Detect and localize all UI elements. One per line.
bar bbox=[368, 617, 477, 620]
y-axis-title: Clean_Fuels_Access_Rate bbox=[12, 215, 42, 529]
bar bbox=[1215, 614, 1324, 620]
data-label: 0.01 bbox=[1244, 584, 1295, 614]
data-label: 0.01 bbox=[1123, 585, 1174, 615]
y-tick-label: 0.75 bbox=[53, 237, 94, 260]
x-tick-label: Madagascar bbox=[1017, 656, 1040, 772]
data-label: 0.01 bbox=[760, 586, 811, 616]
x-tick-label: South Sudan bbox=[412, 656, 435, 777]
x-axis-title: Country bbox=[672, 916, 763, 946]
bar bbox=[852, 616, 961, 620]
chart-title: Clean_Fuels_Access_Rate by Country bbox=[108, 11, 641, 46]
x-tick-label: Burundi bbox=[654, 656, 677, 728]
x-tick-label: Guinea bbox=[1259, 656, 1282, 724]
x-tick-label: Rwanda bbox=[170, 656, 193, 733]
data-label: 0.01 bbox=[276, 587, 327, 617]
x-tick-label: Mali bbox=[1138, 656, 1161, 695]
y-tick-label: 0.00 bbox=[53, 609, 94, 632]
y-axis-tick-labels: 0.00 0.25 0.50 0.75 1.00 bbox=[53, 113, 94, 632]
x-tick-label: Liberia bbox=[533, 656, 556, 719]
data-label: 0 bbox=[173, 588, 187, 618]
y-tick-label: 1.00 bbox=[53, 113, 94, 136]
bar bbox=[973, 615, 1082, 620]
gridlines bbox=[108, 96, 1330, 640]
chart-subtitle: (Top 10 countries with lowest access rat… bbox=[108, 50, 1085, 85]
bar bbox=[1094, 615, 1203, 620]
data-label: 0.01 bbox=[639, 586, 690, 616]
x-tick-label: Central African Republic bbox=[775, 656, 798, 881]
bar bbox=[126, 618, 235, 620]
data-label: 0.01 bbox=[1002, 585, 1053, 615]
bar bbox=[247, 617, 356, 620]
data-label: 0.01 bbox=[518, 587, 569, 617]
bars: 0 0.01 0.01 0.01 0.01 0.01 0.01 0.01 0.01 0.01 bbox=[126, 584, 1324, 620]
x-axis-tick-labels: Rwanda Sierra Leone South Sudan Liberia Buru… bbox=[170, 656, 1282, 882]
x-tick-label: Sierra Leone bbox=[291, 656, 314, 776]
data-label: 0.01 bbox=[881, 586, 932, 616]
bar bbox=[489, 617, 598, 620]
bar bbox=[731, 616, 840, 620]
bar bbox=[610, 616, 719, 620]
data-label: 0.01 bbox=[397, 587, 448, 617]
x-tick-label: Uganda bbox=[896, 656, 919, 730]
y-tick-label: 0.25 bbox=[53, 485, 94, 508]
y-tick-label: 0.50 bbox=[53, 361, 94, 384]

-- Problem statement --
In the listing above, rename every occurrence of "Clean_Fuels_Access_Rate" to "Clean_Cooking_Access_Rate" and reproduce all the lines with nothing else changed.

-- Task result --
Detect and localize all UI elements. One per line.
bar bbox=[368, 617, 477, 620]
y-axis-title: Clean_Cooking_Access_Rate bbox=[12, 215, 42, 529]
bar bbox=[1215, 614, 1324, 620]
data-label: 0.01 bbox=[1244, 584, 1295, 614]
data-label: 0.01 bbox=[1123, 585, 1174, 615]
y-tick-label: 0.75 bbox=[53, 237, 94, 260]
x-tick-label: Madagascar bbox=[1017, 656, 1040, 772]
data-label: 0.01 bbox=[760, 586, 811, 616]
x-tick-label: South Sudan bbox=[412, 656, 435, 777]
x-axis-title: Country bbox=[672, 916, 763, 946]
bar bbox=[852, 616, 961, 620]
chart-title: Clean_Cooking_Access_Rate by Country bbox=[108, 11, 641, 46]
x-tick-label: Burundi bbox=[654, 656, 677, 728]
x-tick-label: Guinea bbox=[1259, 656, 1282, 724]
x-tick-label: Rwanda bbox=[170, 656, 193, 733]
data-label: 0.01 bbox=[276, 587, 327, 617]
x-tick-label: Mali bbox=[1138, 656, 1161, 695]
y-tick-label: 0.00 bbox=[53, 609, 94, 632]
y-axis-tick-labels: 0.00 0.25 0.50 0.75 1.00 bbox=[53, 113, 94, 632]
x-tick-label: Liberia bbox=[533, 656, 556, 719]
data-label: 0 bbox=[173, 588, 187, 618]
y-tick-label: 1.00 bbox=[53, 113, 94, 136]
bar bbox=[973, 615, 1082, 620]
gridlines bbox=[108, 96, 1330, 640]
chart-subtitle: (Top 10 countries with lowest access rat… bbox=[108, 50, 1085, 85]
bar bbox=[1094, 615, 1203, 620]
data-label: 0.01 bbox=[639, 586, 690, 616]
x-tick-label: Central African Republic bbox=[775, 656, 798, 881]
bar bbox=[126, 618, 235, 620]
data-label: 0.01 bbox=[1002, 585, 1053, 615]
bar bbox=[247, 617, 356, 620]
data-label: 0.01 bbox=[518, 587, 569, 617]
bars: 0 0.01 0.01 0.01 0.01 0.01 0.01 0.01 0.01 0.01 bbox=[126, 584, 1324, 620]
x-axis-tick-labels: Rwanda Sierra Leone South Sudan Liberia Buru… bbox=[170, 656, 1282, 882]
x-tick-label: Sierra Leone bbox=[291, 656, 314, 776]
data-label: 0.01 bbox=[881, 586, 932, 616]
bar bbox=[489, 617, 598, 620]
bar bbox=[731, 616, 840, 620]
bar bbox=[610, 616, 719, 620]
data-label: 0.01 bbox=[397, 587, 448, 617]
x-tick-label: Uganda bbox=[896, 656, 919, 730]
y-tick-label: 0.25 bbox=[53, 485, 94, 508]
y-tick-label: 0.50 bbox=[53, 361, 94, 384]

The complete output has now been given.